Copy every line from the material below that holds "小产权房".

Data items
** start **

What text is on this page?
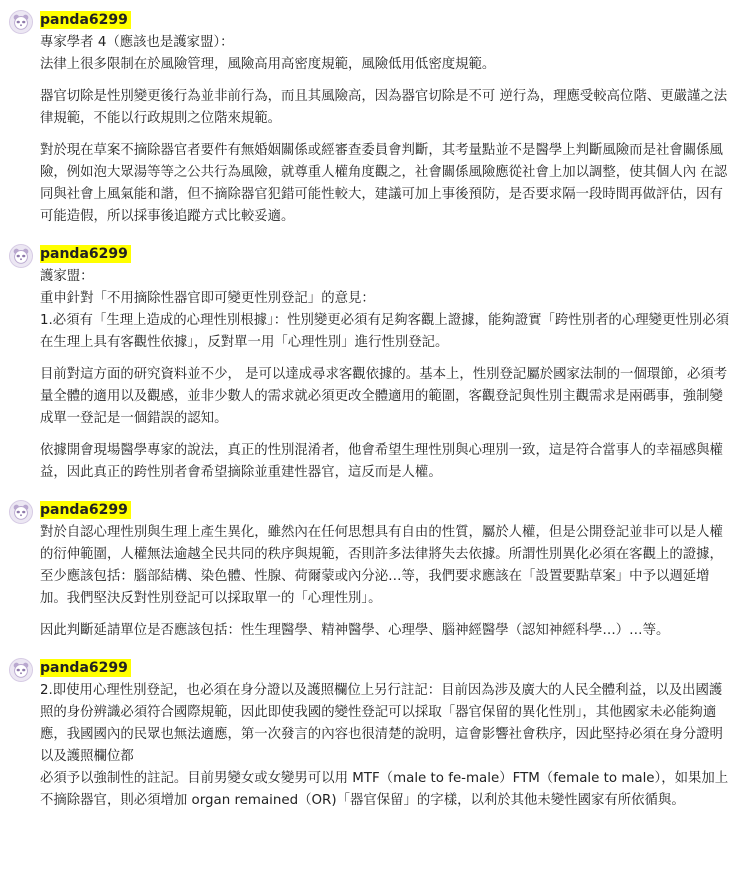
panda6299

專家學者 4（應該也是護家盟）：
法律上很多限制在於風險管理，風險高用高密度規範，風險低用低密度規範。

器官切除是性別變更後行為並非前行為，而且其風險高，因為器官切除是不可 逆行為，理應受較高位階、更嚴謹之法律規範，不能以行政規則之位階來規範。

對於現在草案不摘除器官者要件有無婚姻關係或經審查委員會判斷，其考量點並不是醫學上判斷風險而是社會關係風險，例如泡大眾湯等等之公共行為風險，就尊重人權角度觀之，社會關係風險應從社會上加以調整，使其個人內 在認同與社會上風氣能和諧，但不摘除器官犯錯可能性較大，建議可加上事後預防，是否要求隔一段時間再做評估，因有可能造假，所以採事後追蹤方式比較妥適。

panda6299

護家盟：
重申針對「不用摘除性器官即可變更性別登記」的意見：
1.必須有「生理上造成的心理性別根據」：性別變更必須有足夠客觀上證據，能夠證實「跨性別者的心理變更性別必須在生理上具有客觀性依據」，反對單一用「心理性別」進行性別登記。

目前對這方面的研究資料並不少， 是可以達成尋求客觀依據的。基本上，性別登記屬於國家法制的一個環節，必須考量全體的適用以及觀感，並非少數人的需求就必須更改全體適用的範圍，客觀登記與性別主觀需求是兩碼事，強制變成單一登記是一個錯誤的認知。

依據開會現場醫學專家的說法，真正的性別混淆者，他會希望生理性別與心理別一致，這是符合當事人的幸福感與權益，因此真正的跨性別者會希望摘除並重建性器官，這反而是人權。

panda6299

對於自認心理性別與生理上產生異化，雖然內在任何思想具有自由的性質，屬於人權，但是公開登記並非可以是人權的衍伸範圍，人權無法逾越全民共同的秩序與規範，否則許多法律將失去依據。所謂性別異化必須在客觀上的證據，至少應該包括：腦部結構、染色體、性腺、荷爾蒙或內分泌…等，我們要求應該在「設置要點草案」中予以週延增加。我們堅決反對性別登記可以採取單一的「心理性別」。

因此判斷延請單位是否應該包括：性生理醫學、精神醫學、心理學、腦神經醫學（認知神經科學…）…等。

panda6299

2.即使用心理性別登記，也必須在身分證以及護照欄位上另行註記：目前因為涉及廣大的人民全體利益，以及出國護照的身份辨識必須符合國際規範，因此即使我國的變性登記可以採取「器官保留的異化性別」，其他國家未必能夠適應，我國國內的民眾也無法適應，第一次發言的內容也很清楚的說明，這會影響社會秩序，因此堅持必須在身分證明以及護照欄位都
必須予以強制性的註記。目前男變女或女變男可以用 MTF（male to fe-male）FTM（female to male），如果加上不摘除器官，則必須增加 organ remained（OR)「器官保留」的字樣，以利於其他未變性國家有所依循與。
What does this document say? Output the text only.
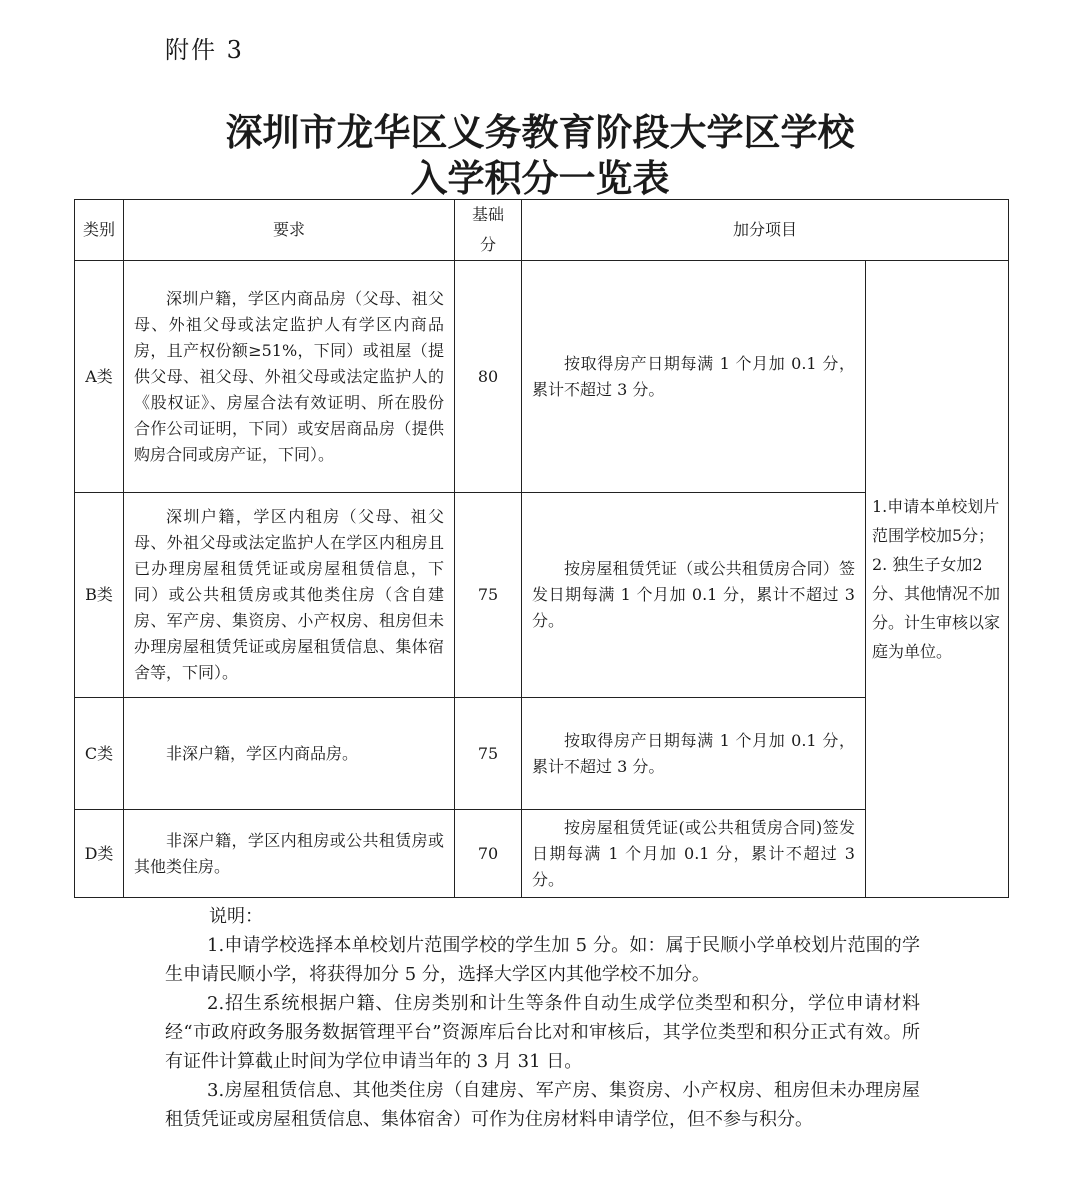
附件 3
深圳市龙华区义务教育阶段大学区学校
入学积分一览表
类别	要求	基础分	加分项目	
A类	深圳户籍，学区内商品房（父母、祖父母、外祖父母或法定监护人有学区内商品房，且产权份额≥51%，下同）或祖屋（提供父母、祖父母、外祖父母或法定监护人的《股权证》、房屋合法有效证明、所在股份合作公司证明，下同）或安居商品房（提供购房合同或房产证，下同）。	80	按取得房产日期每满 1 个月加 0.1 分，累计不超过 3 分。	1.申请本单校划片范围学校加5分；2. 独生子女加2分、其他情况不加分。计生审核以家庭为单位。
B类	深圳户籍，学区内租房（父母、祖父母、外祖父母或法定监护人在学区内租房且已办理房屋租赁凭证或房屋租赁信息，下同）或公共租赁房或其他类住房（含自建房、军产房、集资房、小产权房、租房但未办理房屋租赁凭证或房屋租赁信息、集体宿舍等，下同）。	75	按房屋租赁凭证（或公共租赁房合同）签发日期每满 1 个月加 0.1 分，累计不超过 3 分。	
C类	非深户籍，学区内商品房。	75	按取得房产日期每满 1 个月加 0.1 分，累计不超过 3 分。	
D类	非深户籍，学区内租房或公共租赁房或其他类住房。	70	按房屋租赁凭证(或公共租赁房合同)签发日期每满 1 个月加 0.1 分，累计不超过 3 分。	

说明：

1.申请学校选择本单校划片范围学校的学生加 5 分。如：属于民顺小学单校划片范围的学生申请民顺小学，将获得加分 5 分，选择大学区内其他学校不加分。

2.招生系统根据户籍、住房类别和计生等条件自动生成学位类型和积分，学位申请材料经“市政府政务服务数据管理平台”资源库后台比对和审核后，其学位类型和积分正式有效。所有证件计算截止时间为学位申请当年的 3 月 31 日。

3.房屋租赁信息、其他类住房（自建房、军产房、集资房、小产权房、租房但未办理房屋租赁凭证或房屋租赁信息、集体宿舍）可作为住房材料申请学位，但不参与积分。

** end **

[Full solution]
B类	深圳户籍，学区内租房（父母、祖父母、外祖父母或法定监护人在学区内租房且已办理房屋租赁凭证或房屋租赁信息，下同）或公共租赁房或其他类住房（含自建房、军产房、集资房、小产权房、租房但未办理房屋租赁凭证或房屋租赁信息、集体宿舍等，下同）。	75	按房屋租赁凭证（或公共租赁房合同）签发日期每满 1 个月加 0.1 分，累计不超过 3 分。	
3.房屋租赁信息、其他类住房（自建房、军产房、集资房、小产权房、租房但未办理房屋租赁凭证或房屋租赁信息、集体宿舍）可作为住房材料申请学位，但不参与积分。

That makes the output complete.